-- Start of Materials provided --

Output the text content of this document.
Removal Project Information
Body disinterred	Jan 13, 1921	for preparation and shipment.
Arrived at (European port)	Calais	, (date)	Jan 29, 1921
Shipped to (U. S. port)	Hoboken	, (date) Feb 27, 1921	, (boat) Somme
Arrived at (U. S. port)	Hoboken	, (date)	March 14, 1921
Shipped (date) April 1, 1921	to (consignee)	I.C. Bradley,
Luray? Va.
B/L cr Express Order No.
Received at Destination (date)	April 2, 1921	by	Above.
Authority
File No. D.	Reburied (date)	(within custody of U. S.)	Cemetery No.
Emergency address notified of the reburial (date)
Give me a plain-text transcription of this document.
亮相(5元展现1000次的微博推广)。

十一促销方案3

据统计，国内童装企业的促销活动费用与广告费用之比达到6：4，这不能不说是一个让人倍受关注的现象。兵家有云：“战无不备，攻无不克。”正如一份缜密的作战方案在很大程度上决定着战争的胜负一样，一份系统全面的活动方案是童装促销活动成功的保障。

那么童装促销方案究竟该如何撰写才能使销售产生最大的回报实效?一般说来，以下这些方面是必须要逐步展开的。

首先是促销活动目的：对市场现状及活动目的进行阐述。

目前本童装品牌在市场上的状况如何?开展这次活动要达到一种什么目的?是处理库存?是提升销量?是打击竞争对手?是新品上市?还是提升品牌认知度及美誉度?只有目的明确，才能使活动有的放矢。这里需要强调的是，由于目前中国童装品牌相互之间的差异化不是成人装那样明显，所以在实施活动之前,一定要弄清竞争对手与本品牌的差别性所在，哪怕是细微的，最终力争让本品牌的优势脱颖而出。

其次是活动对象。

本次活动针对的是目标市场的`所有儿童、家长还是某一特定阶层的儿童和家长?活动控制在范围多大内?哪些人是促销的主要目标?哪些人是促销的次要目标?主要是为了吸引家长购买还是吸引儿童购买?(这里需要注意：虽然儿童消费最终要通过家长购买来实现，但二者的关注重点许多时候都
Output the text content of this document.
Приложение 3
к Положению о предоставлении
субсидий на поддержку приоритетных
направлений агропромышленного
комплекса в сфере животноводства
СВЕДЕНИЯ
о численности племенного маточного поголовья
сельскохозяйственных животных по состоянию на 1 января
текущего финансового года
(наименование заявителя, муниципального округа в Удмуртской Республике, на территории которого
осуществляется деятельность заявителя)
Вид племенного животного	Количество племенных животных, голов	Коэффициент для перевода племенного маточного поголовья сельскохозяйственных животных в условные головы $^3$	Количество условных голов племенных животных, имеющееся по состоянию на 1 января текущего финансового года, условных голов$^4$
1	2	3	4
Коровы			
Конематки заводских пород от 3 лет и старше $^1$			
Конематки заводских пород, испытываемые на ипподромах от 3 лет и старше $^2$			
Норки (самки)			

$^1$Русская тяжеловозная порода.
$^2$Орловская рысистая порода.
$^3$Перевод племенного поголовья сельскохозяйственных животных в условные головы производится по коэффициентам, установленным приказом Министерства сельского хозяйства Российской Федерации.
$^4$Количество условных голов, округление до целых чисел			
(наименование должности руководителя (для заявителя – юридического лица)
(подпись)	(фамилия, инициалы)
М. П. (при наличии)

-- End of Materials provided --

◆ **Exercise description**:
Extract the entries above verbatim.

◆ **Solution**:
Output the text content of this document.
Removal Project Information
Body disinterred	Jan 13, 1921	for preparation and shipment.
Arrived at (European port)	Calais	, (date)	Jan 29, 1921
Shipped to (U. S. port)	Hoboken	, (date) Feb 27, 1921	, (boat) Somme
Arrived at (U. S. port)	Hoboken	, (date)	March 14, 1921
Shipped (date) April 1, 1921	to (consignee)	I.C. Bradley,
Luray? Va.
B/L cr Express Order No.
Received at Destination (date)	April 2, 1921	by	Above.
Authority
File No. D.	Reburied (date)	(within custody of U. S.)	Cemetery No.
Emergency address notified of the reburial (date)
Give me a plain-text transcription of this document.
亮相(5元展现1000次的微博推广)。

十一促销方案3

据统计，国内童装企业的促销活动费用与广告费用之比达到6：4，这不能不说是一个让人倍受关注的现象。兵家有云：“战无不备，攻无不克。”正如一份缜密的作战方案在很大程度上决定着战争的胜负一样，一份系统全面的活动方案是童装促销活动成功的保障。

那么童装促销方案究竟该如何撰写才能使销售产生最大的回报实效?一般说来，以下这些方面是必须要逐步展开的。

首先是促销活动目的：对市场现状及活动目的进行阐述。

目前本童装品牌在市场上的状况如何?开展这次活动要达到一种什么目的?是处理库存?是提升销量?是打击竞争对手?是新品上市?还是提升品牌认知度及美誉度?只有目的明确，才能使活动有的放矢。这里需要强调的是，由于目前中国童装品牌相互之间的差异化不是成人装那样明显，所以在实施活动之前,一定要弄清竞争对手与本品牌的差别性所在，哪怕是细微的，最终力争让本品牌的优势脱颖而出。

其次是活动对象。

本次活动针对的是目标市场的`所有儿童、家长还是某一特定阶层的儿童和家长?活动控制在范围多大内?哪些人是促销的主要目标?哪些人是促销的次要目标?主要是为了吸引家长购买还是吸引儿童购买?(这里需要注意：虽然儿童消费最终要通过家长购买来实现，但二者的关注重点许多时候都
Output the text content of this document.
Приложение 3
к Положению о предоставлении
субсидий на поддержку приоритетных
направлений агропромышленного
комплекса в сфере животноводства
СВЕДЕНИЯ
о численности племенного маточного поголовья
сельскохозяйственных животных по состоянию на 1 января
текущего финансового года
(наименование заявителя, муниципального округа в Удмуртской Республике, на территории которого
осуществляется деятельность заявителя)
Вид племенного животного	Количество племенных животных, голов	Коэффициент для перевода племенного маточного поголовья сельскохозяйственных животных в условные головы $^3$	Количество условных голов племенных животных, имеющееся по состоянию на 1 января текущего финансового года, условных голов$^4$
1	2	3	4
Коровы			
Конематки заводских пород от 3 лет и старше $^1$			
Конематки заводских пород, испытываемые на ипподромах от 3 лет и старше $^2$			
Норки (самки)			

$^1$Русская тяжеловозная порода.
$^2$Орловская рысистая порода.
$^3$Перевод племенного поголовья сельскохозяйственных животных в условные головы производится по коэффициентам, установленным приказом Министерства сельского хозяйства Российской Федерации.
$^4$Количество условных голов, округление до целых чисел			
(наименование должности руководителя (для заявителя – юридического лица)
(подпись)	(фамилия, инициалы)
М. П. (при наличии)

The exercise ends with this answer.